=== Written request ===
Check each line of the listing below for the string "this", and copy the ones that have it.

=== Records provided ===
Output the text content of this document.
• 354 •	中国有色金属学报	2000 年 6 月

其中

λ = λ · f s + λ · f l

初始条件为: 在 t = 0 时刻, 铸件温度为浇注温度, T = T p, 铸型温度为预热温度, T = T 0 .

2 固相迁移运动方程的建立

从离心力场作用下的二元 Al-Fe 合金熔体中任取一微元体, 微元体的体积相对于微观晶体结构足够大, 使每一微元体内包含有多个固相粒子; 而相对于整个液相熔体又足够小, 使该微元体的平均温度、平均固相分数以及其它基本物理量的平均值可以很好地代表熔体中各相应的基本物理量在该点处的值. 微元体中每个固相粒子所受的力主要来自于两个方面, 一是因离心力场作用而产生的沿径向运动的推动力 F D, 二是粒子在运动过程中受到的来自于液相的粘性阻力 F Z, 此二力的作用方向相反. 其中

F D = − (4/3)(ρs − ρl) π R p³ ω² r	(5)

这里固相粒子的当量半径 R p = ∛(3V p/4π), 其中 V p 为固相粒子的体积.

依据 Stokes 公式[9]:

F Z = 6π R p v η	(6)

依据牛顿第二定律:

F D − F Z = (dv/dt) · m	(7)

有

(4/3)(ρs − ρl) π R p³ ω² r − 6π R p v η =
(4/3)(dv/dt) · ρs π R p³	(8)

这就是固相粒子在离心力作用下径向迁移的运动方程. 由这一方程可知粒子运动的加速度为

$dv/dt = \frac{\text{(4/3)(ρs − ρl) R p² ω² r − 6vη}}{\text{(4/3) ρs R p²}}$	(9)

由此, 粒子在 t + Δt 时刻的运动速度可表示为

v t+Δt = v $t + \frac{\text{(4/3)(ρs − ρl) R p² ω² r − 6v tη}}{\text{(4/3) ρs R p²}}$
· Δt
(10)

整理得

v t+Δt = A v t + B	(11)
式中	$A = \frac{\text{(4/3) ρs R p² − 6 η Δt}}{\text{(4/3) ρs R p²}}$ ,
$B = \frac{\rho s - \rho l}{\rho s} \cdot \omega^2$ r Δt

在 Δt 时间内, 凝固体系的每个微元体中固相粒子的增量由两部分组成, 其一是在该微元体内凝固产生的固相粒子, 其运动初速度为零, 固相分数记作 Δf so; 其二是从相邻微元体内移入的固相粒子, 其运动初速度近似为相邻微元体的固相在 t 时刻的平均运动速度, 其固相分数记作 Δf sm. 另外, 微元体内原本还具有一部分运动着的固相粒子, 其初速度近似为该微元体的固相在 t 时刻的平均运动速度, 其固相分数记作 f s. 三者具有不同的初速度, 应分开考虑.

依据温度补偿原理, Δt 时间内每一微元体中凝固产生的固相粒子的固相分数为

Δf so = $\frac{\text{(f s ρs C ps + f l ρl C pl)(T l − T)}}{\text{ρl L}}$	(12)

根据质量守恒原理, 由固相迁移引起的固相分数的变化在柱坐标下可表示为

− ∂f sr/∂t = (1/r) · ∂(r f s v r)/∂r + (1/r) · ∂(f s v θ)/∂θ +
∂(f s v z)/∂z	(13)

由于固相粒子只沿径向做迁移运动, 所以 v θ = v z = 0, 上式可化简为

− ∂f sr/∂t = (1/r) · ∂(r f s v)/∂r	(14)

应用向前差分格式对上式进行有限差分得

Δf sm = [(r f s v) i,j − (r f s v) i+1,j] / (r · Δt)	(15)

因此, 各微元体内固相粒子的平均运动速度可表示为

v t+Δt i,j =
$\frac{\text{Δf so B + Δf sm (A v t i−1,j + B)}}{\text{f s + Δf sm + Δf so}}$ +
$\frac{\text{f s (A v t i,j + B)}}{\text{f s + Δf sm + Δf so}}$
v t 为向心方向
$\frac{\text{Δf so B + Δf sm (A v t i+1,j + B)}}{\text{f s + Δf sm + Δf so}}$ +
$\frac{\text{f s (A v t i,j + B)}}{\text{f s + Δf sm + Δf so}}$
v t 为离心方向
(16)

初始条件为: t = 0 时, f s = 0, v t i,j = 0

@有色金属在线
...
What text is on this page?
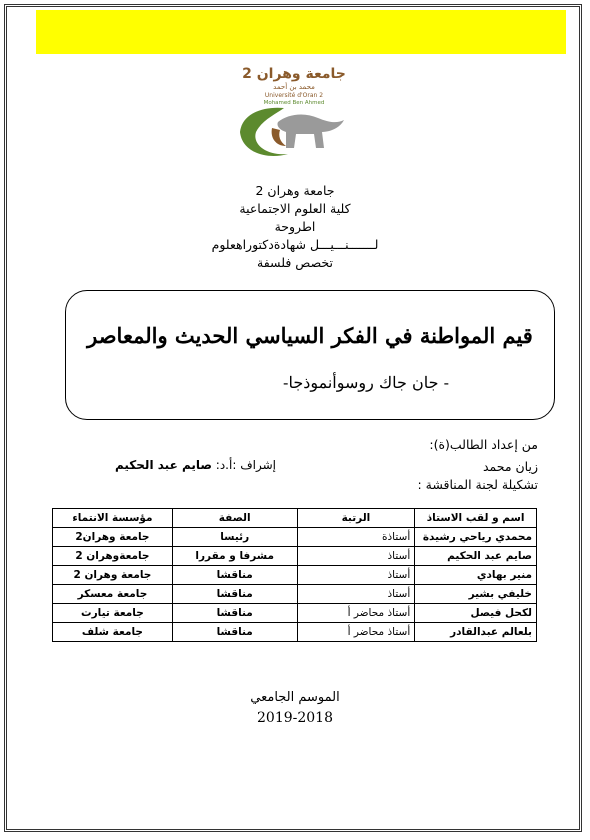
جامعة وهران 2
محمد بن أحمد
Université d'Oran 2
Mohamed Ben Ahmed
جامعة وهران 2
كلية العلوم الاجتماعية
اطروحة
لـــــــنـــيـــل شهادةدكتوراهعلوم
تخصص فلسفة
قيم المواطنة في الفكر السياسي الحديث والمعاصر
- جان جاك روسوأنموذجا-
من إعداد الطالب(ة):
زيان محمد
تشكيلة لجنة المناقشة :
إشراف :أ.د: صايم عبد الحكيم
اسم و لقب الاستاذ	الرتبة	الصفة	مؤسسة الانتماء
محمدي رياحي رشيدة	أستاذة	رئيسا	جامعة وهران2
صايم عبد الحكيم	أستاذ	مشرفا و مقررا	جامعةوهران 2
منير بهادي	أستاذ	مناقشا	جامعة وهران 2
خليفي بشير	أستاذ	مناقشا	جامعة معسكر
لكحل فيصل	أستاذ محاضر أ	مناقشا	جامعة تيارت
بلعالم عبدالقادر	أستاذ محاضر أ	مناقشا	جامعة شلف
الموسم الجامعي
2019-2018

=== Exercise response ===
Output the text content of this document.
What text is on this page?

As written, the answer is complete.